• _What you are asked to do_
Identify the lines bearing the string "Capital" and gather them.

• _Material for the task_

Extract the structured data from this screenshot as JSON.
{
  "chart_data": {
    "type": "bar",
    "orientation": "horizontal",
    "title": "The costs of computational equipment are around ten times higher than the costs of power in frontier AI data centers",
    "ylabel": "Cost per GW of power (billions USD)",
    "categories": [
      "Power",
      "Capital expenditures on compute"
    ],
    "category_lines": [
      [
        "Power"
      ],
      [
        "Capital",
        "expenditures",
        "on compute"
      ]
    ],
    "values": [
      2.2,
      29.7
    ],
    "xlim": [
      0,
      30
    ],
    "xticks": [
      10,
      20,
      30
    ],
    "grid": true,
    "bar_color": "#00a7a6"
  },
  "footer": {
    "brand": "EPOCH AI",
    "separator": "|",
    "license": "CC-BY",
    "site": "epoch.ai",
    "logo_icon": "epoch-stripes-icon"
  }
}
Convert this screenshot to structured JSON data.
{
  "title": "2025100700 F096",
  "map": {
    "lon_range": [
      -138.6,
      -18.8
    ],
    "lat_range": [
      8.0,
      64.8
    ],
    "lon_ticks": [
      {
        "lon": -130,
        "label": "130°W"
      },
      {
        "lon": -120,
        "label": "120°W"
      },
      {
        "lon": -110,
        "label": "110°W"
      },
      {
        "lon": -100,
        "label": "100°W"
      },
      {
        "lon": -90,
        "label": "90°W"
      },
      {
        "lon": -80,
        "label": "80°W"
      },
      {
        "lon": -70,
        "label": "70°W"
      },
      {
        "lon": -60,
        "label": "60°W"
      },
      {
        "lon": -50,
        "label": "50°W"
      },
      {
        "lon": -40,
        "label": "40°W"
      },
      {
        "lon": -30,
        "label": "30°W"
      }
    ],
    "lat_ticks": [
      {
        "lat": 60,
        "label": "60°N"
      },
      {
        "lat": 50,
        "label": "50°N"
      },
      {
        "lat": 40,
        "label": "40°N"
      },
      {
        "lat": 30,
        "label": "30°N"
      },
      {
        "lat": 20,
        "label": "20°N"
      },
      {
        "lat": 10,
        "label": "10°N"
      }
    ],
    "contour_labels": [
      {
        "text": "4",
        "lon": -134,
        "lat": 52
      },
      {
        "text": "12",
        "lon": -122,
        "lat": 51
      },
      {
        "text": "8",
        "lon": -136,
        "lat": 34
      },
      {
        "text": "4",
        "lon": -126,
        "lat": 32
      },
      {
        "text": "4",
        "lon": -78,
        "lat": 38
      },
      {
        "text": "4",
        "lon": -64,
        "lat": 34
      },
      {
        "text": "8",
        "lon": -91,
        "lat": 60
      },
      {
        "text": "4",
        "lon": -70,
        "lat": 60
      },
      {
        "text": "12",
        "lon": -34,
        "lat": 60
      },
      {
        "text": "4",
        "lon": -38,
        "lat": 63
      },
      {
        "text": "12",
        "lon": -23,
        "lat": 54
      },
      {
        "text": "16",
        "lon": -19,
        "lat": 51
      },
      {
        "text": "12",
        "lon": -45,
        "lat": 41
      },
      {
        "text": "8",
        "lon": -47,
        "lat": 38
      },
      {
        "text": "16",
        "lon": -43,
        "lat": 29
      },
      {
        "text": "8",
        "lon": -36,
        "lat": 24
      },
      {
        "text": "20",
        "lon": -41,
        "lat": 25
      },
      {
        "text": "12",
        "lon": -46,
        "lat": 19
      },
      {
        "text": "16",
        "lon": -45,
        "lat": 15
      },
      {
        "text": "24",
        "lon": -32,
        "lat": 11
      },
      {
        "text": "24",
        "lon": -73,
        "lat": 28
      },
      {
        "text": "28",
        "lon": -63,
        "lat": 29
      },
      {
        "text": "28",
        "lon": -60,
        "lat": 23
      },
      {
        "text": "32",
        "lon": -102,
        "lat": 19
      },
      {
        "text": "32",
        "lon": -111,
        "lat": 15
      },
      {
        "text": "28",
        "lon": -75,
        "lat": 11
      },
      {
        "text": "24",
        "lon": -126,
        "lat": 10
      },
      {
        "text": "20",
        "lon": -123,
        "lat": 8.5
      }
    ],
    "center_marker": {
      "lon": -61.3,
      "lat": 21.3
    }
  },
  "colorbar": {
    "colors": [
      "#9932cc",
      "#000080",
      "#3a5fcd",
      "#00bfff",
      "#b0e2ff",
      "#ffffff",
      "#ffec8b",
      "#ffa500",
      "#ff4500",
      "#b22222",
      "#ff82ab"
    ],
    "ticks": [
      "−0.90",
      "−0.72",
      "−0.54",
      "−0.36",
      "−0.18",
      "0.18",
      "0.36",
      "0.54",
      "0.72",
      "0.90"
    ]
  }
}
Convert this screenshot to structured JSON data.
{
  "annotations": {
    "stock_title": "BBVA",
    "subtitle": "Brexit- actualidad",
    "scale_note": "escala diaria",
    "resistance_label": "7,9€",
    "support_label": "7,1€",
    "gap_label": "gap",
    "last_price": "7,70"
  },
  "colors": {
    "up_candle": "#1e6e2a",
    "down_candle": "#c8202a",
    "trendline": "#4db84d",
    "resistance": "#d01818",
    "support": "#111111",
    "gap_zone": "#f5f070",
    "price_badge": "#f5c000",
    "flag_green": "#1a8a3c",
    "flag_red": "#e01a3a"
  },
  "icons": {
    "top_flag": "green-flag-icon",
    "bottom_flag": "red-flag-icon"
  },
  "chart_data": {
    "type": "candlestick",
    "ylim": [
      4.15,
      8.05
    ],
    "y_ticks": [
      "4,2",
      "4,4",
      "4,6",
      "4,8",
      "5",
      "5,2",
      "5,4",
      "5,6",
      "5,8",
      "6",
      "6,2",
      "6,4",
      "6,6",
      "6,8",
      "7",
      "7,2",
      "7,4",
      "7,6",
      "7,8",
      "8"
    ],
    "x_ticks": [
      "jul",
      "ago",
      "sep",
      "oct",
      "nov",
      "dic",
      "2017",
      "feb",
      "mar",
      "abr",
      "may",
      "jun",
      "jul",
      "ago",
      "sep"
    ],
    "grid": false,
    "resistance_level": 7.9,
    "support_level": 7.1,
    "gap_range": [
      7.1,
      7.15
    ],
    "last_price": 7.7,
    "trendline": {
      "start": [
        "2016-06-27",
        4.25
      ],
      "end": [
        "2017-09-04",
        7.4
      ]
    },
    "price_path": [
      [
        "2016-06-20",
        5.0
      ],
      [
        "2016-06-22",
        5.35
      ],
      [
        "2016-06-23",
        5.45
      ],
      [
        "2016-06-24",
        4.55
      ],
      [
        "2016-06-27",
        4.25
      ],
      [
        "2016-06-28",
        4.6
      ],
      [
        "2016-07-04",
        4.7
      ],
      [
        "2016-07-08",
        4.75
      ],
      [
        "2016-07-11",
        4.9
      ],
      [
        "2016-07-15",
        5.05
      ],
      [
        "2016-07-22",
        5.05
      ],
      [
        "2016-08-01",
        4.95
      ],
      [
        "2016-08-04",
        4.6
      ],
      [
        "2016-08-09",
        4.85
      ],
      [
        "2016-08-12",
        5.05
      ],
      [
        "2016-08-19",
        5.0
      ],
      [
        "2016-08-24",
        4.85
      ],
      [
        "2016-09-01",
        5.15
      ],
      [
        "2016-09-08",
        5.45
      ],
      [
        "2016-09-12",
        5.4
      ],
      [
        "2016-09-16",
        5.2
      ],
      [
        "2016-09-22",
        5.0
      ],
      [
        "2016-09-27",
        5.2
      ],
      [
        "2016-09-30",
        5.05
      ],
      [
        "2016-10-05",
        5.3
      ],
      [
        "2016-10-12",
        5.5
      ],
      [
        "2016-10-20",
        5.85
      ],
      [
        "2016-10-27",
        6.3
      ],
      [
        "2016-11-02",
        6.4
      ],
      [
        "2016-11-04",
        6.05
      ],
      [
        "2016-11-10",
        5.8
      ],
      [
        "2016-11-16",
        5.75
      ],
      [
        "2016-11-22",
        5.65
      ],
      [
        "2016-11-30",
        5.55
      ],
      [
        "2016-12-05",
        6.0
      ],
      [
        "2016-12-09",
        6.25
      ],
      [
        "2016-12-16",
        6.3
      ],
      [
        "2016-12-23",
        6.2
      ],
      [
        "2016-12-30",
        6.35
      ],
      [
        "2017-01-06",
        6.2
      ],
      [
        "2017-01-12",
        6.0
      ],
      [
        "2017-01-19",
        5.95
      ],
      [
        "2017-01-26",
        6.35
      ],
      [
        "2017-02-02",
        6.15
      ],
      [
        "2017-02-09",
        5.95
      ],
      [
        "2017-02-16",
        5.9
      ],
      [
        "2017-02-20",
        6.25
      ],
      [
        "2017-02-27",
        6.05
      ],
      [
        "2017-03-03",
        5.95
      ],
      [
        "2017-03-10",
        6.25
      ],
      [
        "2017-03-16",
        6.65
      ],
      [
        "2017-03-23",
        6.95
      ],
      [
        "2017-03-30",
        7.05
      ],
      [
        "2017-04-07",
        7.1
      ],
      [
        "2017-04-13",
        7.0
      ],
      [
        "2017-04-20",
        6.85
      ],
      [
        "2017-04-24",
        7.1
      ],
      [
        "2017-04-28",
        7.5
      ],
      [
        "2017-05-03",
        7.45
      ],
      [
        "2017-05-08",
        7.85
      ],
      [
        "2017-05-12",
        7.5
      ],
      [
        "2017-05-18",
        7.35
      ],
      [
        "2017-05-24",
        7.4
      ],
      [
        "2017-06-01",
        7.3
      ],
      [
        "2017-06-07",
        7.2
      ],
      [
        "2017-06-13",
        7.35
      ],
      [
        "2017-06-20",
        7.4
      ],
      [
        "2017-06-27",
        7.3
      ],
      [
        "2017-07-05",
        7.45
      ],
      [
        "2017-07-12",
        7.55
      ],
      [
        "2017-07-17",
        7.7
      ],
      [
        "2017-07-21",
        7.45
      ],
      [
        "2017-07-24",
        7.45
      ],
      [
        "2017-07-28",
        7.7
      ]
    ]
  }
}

• _Final result_
      "Capital expenditures on compute"
        "Capital",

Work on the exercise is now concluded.